__EXTRAIT DU TEXTE__.
::::

La suite est le résumé d’un très vaste exposé à la frontière du culturel, de l’anthropologie, de la psychologie des profondeurs et de l’économie, dans lequel vous oubliez complètement qu’ il est en train de parler d’argent.
Le Mystère de la Monnaie
Le Mystère de la Monnaie est un essai de démystification de la monnaie en
retournant à l’origine de sa création par l’homme. Il explique que nous sommes les
seuls à pouvoir la changer pour l’adapter à nos valeurs et l’utiliser comme support à
la création d’un style de vie soutenable basé sur l’amour.
Bernard Lietaer definit la monnaie comme résultant d’un consensus conscient de la communauté qui se donne un moyen d’échange. La monnaie peut se matérialiser par des coquillages, des pierres (comme dans le Ladakh), des pièces de métal, des pièces de monnaie ou du papier cacheté. La monnaie semble être devenue un tabou (comme le sexe et la mort) et doit être démystifiée pour que nous puissions agir et récupérer notre droit inhérent à la changer, pour qu’elle devienne un support pour le type de société que nous voulons
Il cherche l’origine du tabou émotionnel de la monnaie dans l’inconscient collectif et dans la suppression de l’archétype de la ’Grande Mère’ en le suivant à travers l’histoire. La suppression du féminin est liée au système économique actuel. Il existe deux sortes de monnaies :
Mahatma Gandhi : "Le monde a assez pour les besoins de chacun mais pas pour le désir de posséder de chacun"

::::

__INFORMATIONS FOURNIES__.

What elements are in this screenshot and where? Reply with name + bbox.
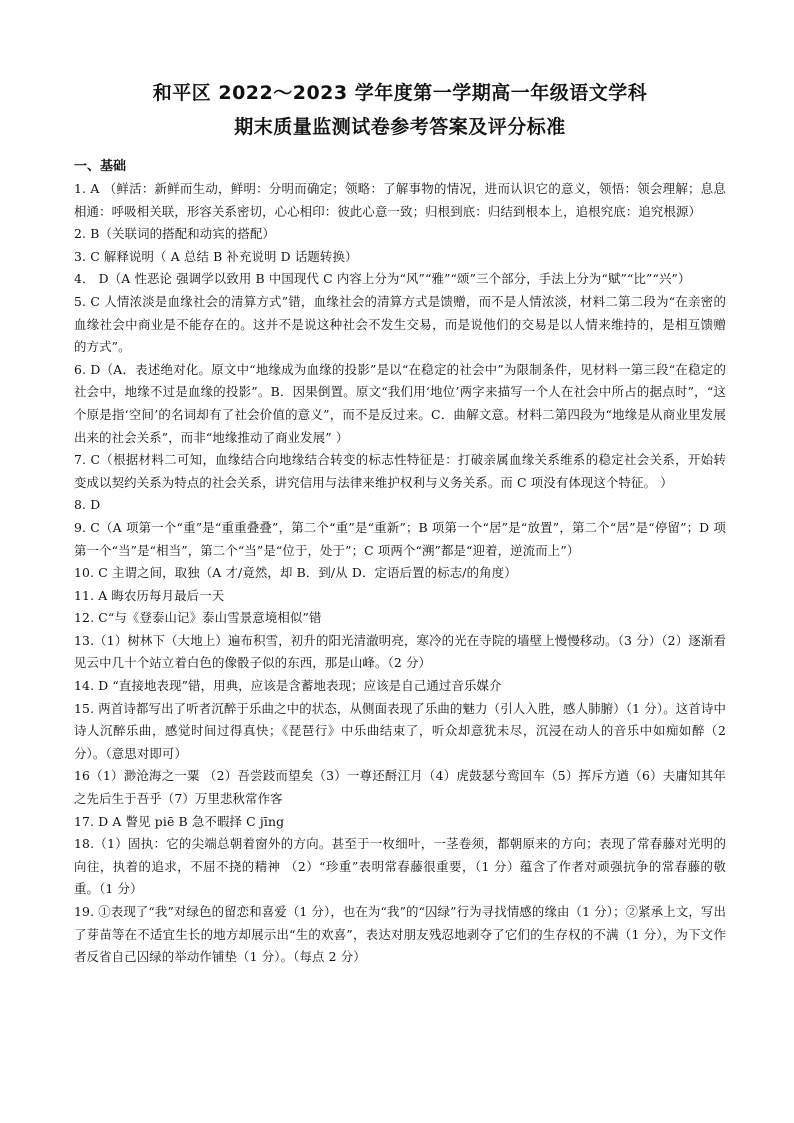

::::

__ÉNONCÉ__.
D'après l'extrait sur la monnaie, quelle définition Bernard Lietaer donne-t-il de la monnaie ? Le matériel fourni n'est pas utile pour répondre.

__RÉPONSE__.
Il la définit comme le résultat d'un consensus conscient de la communauté qui se donne un moyen d'échange.